■ **REQUIREMENTS**:
Copy out the records word for word, from the line holding "370, 444, 388]" through the line holding "376, 254, 382]", both lines included.
↓↓↓
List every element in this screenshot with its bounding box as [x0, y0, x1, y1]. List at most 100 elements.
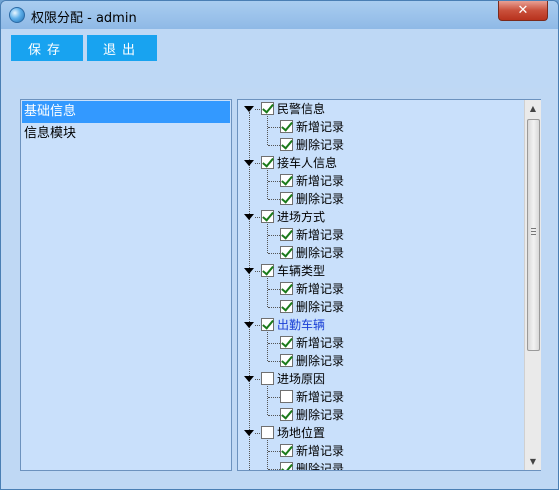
tree-node[interactable]: 进场原因	[244, 370, 444, 388]
node-label: 进场方式	[277, 210, 326, 224]
triangle-down-icon[interactable]	[244, 430, 254, 436]
leaf-checkbox[interactable]	[280, 282, 293, 295]
triangle-down-icon[interactable]	[244, 322, 254, 328]
triangle-down-icon[interactable]	[244, 376, 254, 382]
tree-leaf[interactable]: 新增记录	[262, 388, 442, 406]
app-globe-icon	[9, 7, 25, 23]
tree-connector	[268, 181, 280, 182]
node-label: 车辆类型	[277, 264, 326, 278]
leaf-checkbox[interactable]	[280, 138, 293, 151]
module-item-info-module[interactable]: 信息模块	[22, 123, 230, 145]
tree-leaf[interactable]: 删除记录	[262, 244, 442, 262]
leaf-checkbox[interactable]	[280, 390, 293, 403]
tree-connector	[255, 379, 260, 380]
close-button[interactable]: ✕	[498, 1, 548, 21]
tree-leaf[interactable]: 删除记录	[262, 190, 442, 208]
tree-leaf[interactable]: 删除记录	[262, 136, 442, 154]
tree-leaf[interactable]: 删除记录	[262, 406, 442, 424]
leaf-label: 新增记录	[296, 174, 345, 188]
tree-leaf[interactable]: 新增记录	[262, 280, 442, 298]
permission-tree: 民警信息 新增记录 删除记录 接车人信息 新增记录 删除记录 进场方式 新增记录 删除记录 车辆类…	[238, 100, 524, 470]
triangle-down-icon[interactable]	[244, 106, 254, 112]
tree-connector	[268, 253, 280, 254]
node-checkbox[interactable]	[261, 102, 274, 115]
module-list: 基础信息 信息模块	[20, 99, 232, 471]
tree-leaf[interactable]: 新增记录	[262, 226, 442, 244]
node-label: 接车人信息	[277, 156, 338, 170]
tree-connector	[268, 451, 280, 452]
tree-connector	[268, 361, 280, 362]
node-checkbox[interactable]	[261, 318, 274, 331]
leaf-checkbox[interactable]	[280, 462, 293, 470]
leaf-checkbox[interactable]	[280, 174, 293, 187]
triangle-down-icon[interactable]	[244, 268, 254, 274]
tree-connector	[268, 307, 280, 308]
tree-connector	[268, 289, 280, 290]
tree-connector	[268, 343, 280, 344]
vertical-scrollbar[interactable]: ▲ ▼	[524, 100, 541, 470]
node-checkbox[interactable]	[261, 156, 274, 169]
node-checkbox[interactable]	[261, 264, 274, 277]
tree-connector	[255, 325, 260, 326]
leaf-label: 新增记录	[296, 336, 345, 350]
exit-button[interactable]: 退出	[87, 35, 157, 61]
tree-node[interactable]: 民警信息	[244, 100, 444, 118]
leaf-label: 新增记录	[296, 228, 345, 242]
tree-connector	[255, 163, 260, 164]
leaf-checkbox[interactable]	[280, 354, 293, 367]
toolbar: 保存 退出	[7, 30, 553, 88]
leaf-checkbox[interactable]	[280, 228, 293, 241]
leaf-label: 删除记录	[296, 192, 345, 206]
tree-node[interactable]: 车辆类型	[244, 262, 444, 280]
tree-leaf[interactable]: 新增记录	[262, 172, 442, 190]
leaf-label: 删除记录	[296, 246, 345, 260]
leaf-label: 新增记录	[296, 282, 345, 296]
tree-connector	[268, 145, 280, 146]
tree-leaf[interactable]: 新增记录	[262, 334, 442, 352]
scroll-thumb[interactable]	[527, 119, 540, 351]
scroll-down-arrow-icon[interactable]: ▼	[525, 453, 541, 470]
leaf-label: 删除记录	[296, 138, 345, 152]
tree-leaf[interactable]: 删除记录	[262, 460, 442, 470]
tree-node[interactable]: 进场方式	[244, 208, 444, 226]
node-checkbox[interactable]	[261, 426, 274, 439]
leaf-label: 删除记录	[296, 462, 345, 470]
leaf-checkbox[interactable]	[280, 408, 293, 421]
leaf-checkbox[interactable]	[280, 120, 293, 133]
leaf-checkbox[interactable]	[280, 336, 293, 349]
node-label: 民警信息	[277, 102, 326, 116]
leaf-checkbox[interactable]	[280, 192, 293, 205]
tree-node[interactable]: 场地位置	[244, 424, 444, 442]
leaf-checkbox[interactable]	[280, 300, 293, 313]
tree-connector	[268, 199, 280, 200]
tree-node[interactable]: 接车人信息	[244, 154, 444, 172]
node-checkbox[interactable]	[261, 372, 274, 385]
leaf-checkbox[interactable]	[280, 444, 293, 457]
save-button[interactable]: 保存	[11, 35, 83, 61]
triangle-down-icon[interactable]	[244, 214, 254, 220]
tree-connector	[268, 469, 280, 470]
tree-leaf[interactable]: 新增记录	[262, 118, 442, 136]
leaf-label: 新增记录	[296, 444, 345, 458]
tree-connector	[268, 127, 280, 128]
triangle-down-icon[interactable]	[244, 160, 254, 166]
node-label: 场地位置	[277, 426, 326, 440]
node-label: 进场原因	[277, 372, 326, 386]
scroll-up-arrow-icon[interactable]: ▲	[525, 100, 541, 117]
module-item-basic-info[interactable]: 基础信息	[22, 101, 230, 123]
leaf-checkbox[interactable]	[280, 246, 293, 259]
title-bar[interactable]: 权限分配 - admin ✕	[1, 1, 558, 29]
tree-connector	[255, 271, 260, 272]
leaf-label: 删除记录	[296, 300, 345, 314]
node-label: 出勤车辆	[277, 318, 326, 332]
tree-leaf[interactable]: 删除记录	[262, 352, 442, 370]
tree-leaf[interactable]: 删除记录	[262, 298, 442, 316]
node-checkbox[interactable]	[261, 210, 274, 223]
tree-node[interactable]: 出勤车辆	[244, 316, 444, 334]
leaf-label: 删除记录	[296, 408, 345, 422]
tree-leaf[interactable]: 新增记录	[262, 442, 442, 460]
tree-connector	[268, 397, 280, 398]
tree-connector	[255, 217, 260, 218]
leaf-label: 新增记录	[296, 390, 345, 404]
tree-connector	[255, 433, 260, 434]
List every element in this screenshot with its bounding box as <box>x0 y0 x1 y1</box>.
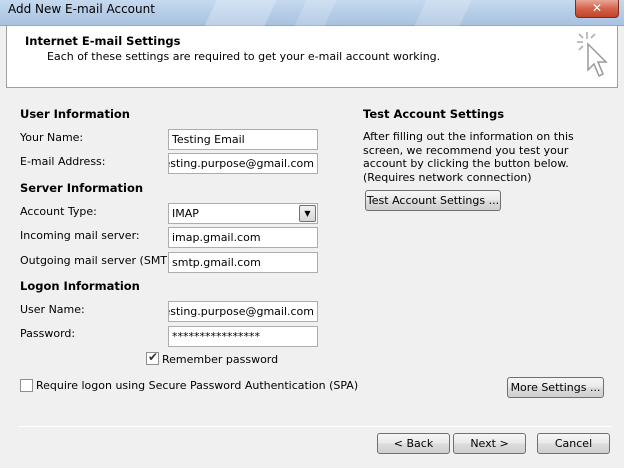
↑↑↑
■ **SOLUTION**:
tree-node[interactable]: 进场原因	[244, 370, 444, 388]
node-label: 进场方式	[277, 210, 326, 224]
triangle-down-icon[interactable]	[244, 430, 254, 436]
leaf-checkbox[interactable]	[280, 282, 293, 295]
triangle-down-icon[interactable]	[244, 322, 254, 328]
triangle-down-icon[interactable]	[244, 376, 254, 382]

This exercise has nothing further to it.